● WHAT YOU NEED TO DO: The data below should be printed in full, exactly, and without any of its images.

[Dataset records]
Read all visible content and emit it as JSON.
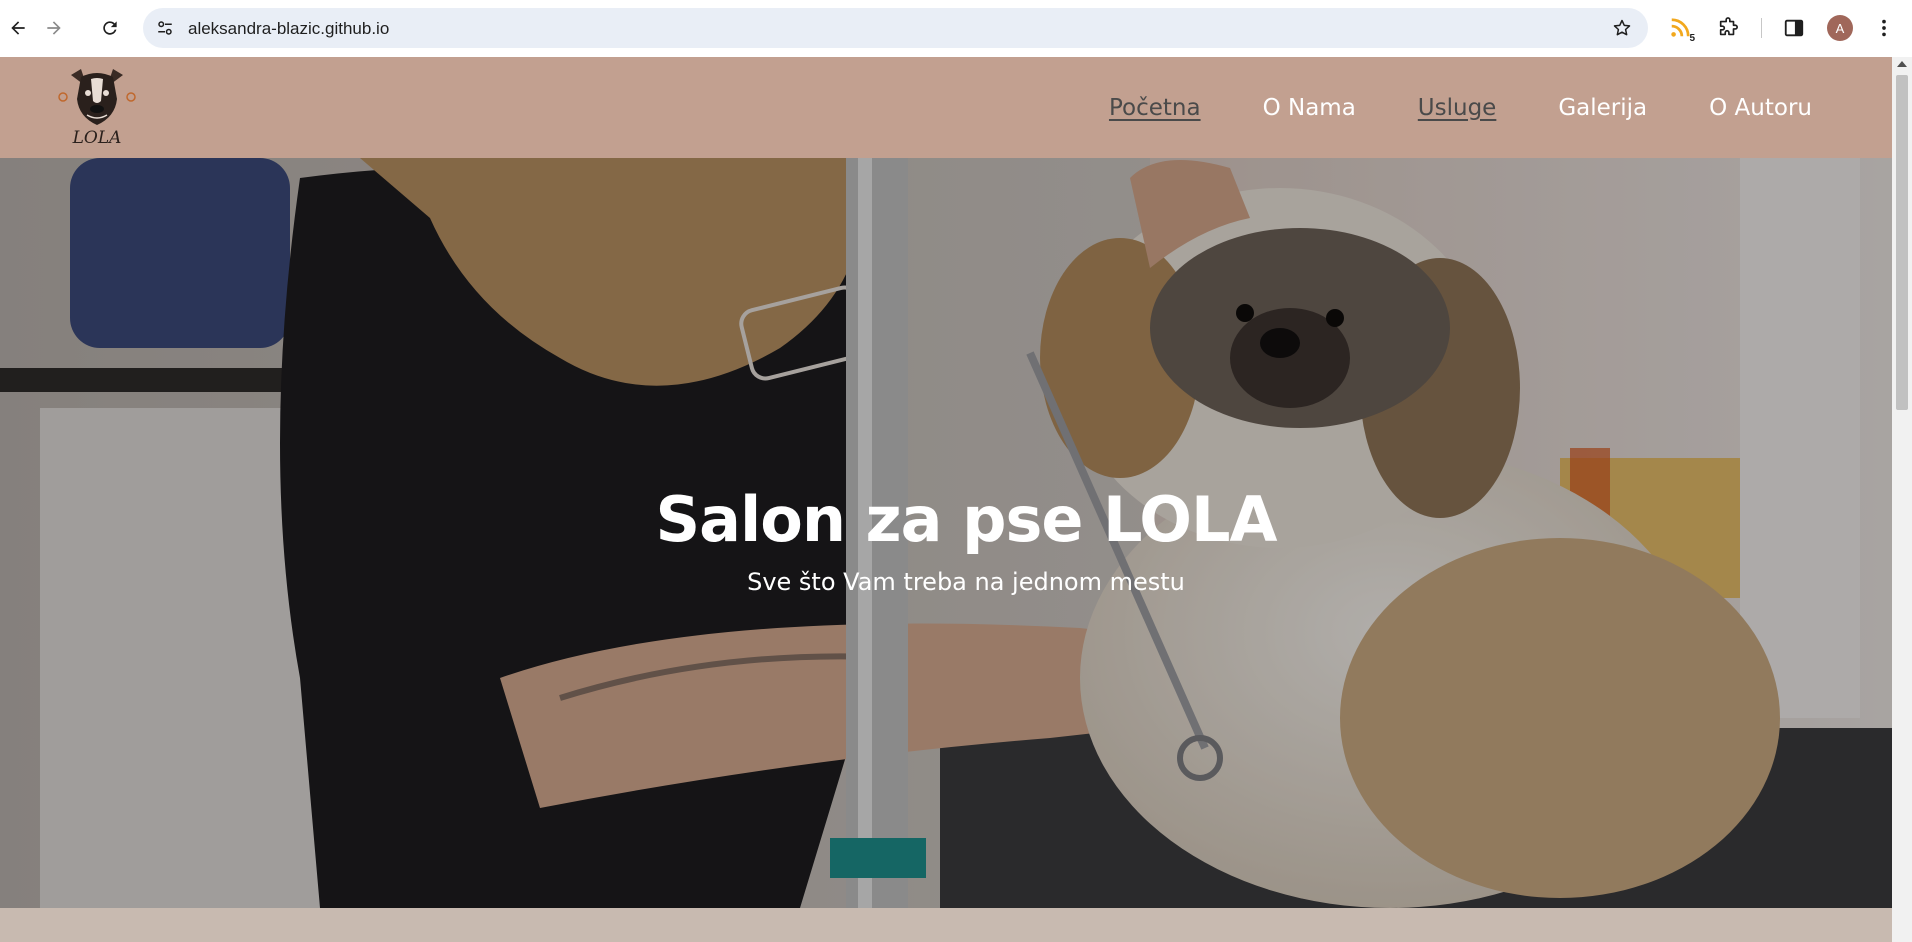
{
  "browser": {
    "url": "aleksandra-blazic.github.io",
    "extension_badge": "5",
    "profile_initial": "A"
  },
  "site": {
    "logo_text": "LOLA",
    "nav": [
      {
        "label": "Početna",
        "underlined": true
      },
      {
        "label": "O Nama",
        "underlined": false
      },
      {
        "label": "Usluge",
        "underlined": true
      },
      {
        "label": "Galerija",
        "underlined": false
      },
      {
        "label": "O Autoru",
        "underlined": false
      }
    ],
    "hero": {
      "title": "Salon za pse LOLA",
      "subtitle": "Sve što Vam treba na jednom mestu"
    }
  },
  "colors": {
    "header_bg": "#c2a090",
    "omnibox_bg": "#e9eef6",
    "below_hero_bg": "#c8bab0"
  },
  "icons": [
    "back-icon",
    "forward-icon",
    "reload-icon",
    "site-info-icon",
    "bookmark-star-icon",
    "rss-extension-icon",
    "extensions-puzzle-icon",
    "side-panel-icon",
    "kebab-menu-icon"
  ]
}
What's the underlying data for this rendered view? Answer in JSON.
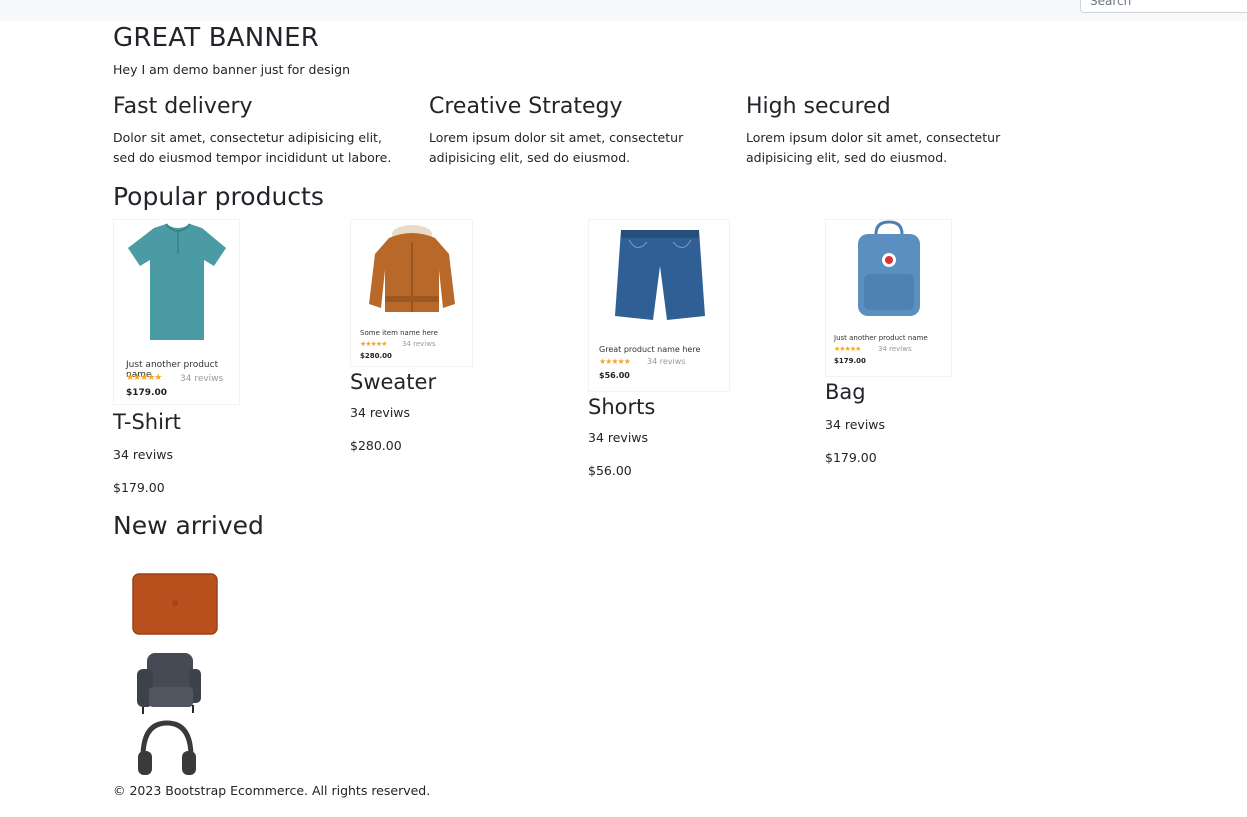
{
  "search": {
    "placeholder": "Search"
  },
  "banner": {
    "title": "GREAT BANNER",
    "subtitle": "Hey I am demo banner just for design"
  },
  "features": [
    {
      "title": "Fast delivery",
      "text": "Dolor sit amet, consectetur adipisicing elit, sed do eiusmod tempor incididunt ut labore."
    },
    {
      "title": "Creative Strategy",
      "text": "Lorem ipsum dolor sit amet, consectetur adipisicing elit, sed do eiusmod."
    },
    {
      "title": "High secured",
      "text": "Lorem ipsum dolor sit amet, consectetur adipisicing elit, sed do eiusmod."
    }
  ],
  "popular": {
    "title": "Popular products",
    "products": [
      {
        "name": "T-Shirt",
        "reviews": "34 reviws",
        "price": "$179.00",
        "image_card": {
          "name": "Just another product name",
          "reviews": "34 reviws",
          "price": "$179.00",
          "stars": "★★★★★"
        },
        "icon": "tshirt-icon"
      },
      {
        "name": "Sweater",
        "reviews": "34 reviws",
        "price": "$280.00",
        "image_card": {
          "name": "Some item name here",
          "reviews": "34 reviws",
          "price": "$280.00",
          "stars": "★★★★★"
        },
        "icon": "jacket-icon"
      },
      {
        "name": "Shorts",
        "reviews": "34 reviws",
        "price": "$56.00",
        "image_card": {
          "name": "Great product name here",
          "reviews": "34 reviws",
          "price": "$56.00",
          "stars": "★★★★★"
        },
        "icon": "shorts-icon"
      },
      {
        "name": "Bag",
        "reviews": "34 reviws",
        "price": "$179.00",
        "image_card": {
          "name": "Just another product name",
          "reviews": "34 reviws",
          "price": "$179.00",
          "stars": "★★★★★"
        },
        "icon": "backpack-icon"
      }
    ]
  },
  "new_arrived": {
    "title": "New arrived",
    "items": [
      {
        "icon": "laptop-sleeve-icon"
      },
      {
        "icon": "armchair-icon"
      },
      {
        "icon": "headphones-icon"
      }
    ]
  },
  "footer": {
    "text": "© 2023 Bootstrap Ecommerce. All rights reserved."
  },
  "colors": {
    "star": "#f5a623",
    "tshirt": "#4a9ba3",
    "jacket": "#b8692a",
    "denim": "#2f5f95",
    "bag": "#5a8fbf",
    "sleeve": "#b9511f",
    "chair": "#454a55",
    "headphones": "#3a3a3a"
  }
}
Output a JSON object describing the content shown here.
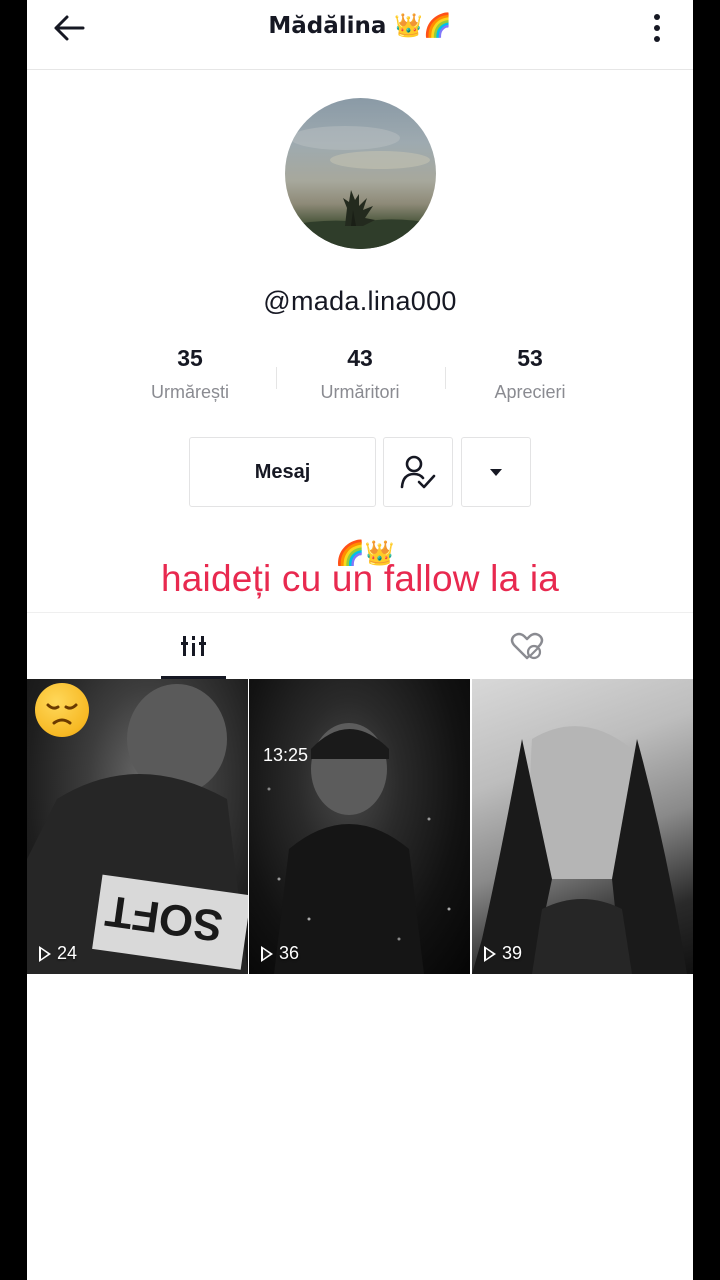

● ANSWER:
Read all visible content and emit it as JSON.
{
  "browser": {
    "url": "aleksandra-blazic.github.io",
    "extension_badge": "5",
    "profile_initial": "A"
  },
  "site": {
    "logo_text": "LOLA",
    "nav": [
      {
        "label": "Početna",
        "underlined": true
      },
      {
        "label": "O Nama",
        "underlined": false
      },
      {
        "label": "Usluge",
        "underlined": true
      },
      {
        "label": "Galerija",
        "underlined": false
      },
      {
        "label": "O Autoru",
        "underlined": false
      }
    ],
    "hero": {
      "title": "Salon za pse LOLA",
      "subtitle": "Sve što Vam treba na jednom mestu"
    }
  },
  "colors": {
    "header_bg": "#c2a090",
    "omnibox_bg": "#e9eef6",
    "below_hero_bg": "#c8bab0"
  },
  "icons": [
    "back-icon",
    "forward-icon",
    "reload-icon",
    "site-info-icon",
    "bookmark-star-icon",
    "rss-extension-icon",
    "extensions-puzzle-icon",
    "side-panel-icon",
    "kebab-menu-icon"
  ]
}
What's the underlying data for this rendered view? Answer in JSON.
{
  "search": {
    "placeholder": "Search"
  },
  "banner": {
    "title": "GREAT BANNER",
    "subtitle": "Hey I am demo banner just for design"
  },
  "features": [
    {
      "title": "Fast delivery",
      "text": "Dolor sit amet, consectetur adipisicing elit, sed do eiusmod tempor incididunt ut labore."
    },
    {
      "title": "Creative Strategy",
      "text": "Lorem ipsum dolor sit amet, consectetur adipisicing elit, sed do eiusmod."
    },
    {
      "title": "High secured",
      "text": "Lorem ipsum dolor sit amet, consectetur adipisicing elit, sed do eiusmod."
    }
  ],
  "popular": {
    "title": "Popular products",
    "products": [
      {
        "name": "T-Shirt",
        "reviews": "34 reviws",
        "price": "$179.00",
        "image_card": {
          "name": "Just another product name",
          "reviews": "34 reviws",
          "price": "$179.00",
          "stars": "★★★★★"
        },
        "icon": "tshirt-icon"
      },
      {
        "name": "Sweater",
        "reviews": "34 reviws",
        "price": "$280.00",
        "image_card": {
          "name": "Some item name here",
          "reviews": "34 reviws",
          "price": "$280.00",
          "stars": "★★★★★"
        },
        "icon": "jacket-icon"
      },
      {
        "name": "Shorts",
        "reviews": "34 reviws",
        "price": "$56.00",
        "image_card": {
          "name": "Great product name here",
          "reviews": "34 reviws",
          "price": "$56.00",
          "stars": "★★★★★"
        },
        "icon": "shorts-icon"
      },
      {
        "name": "Bag",
        "reviews": "34 reviws",
        "price": "$179.00",
        "image_card": {
          "name": "Just another product name",
          "reviews": "34 reviws",
          "price": "$179.00",
          "stars": "★★★★★"
        },
        "icon": "backpack-icon"
      }
    ]
  },
  "new_arrived": {
    "title": "New arrived",
    "items": [
      {
        "icon": "laptop-sleeve-icon"
      },
      {
        "icon": "armchair-icon"
      },
      {
        "icon": "headphones-icon"
      }
    ]
  },
  "footer": {
    "text": "© 2023 Bootstrap Ecommerce. All rights reserved."
  },
  "colors": {
    "star": "#f5a623",
    "tshirt": "#4a9ba3",
    "jacket": "#b8692a",
    "denim": "#2f5f95",
    "bag": "#5a8fbf",
    "sleeve": "#b9511f",
    "chair": "#454a55",
    "headphones": "#3a3a3a"
  }
}
Output a JSON object describing the content shown here.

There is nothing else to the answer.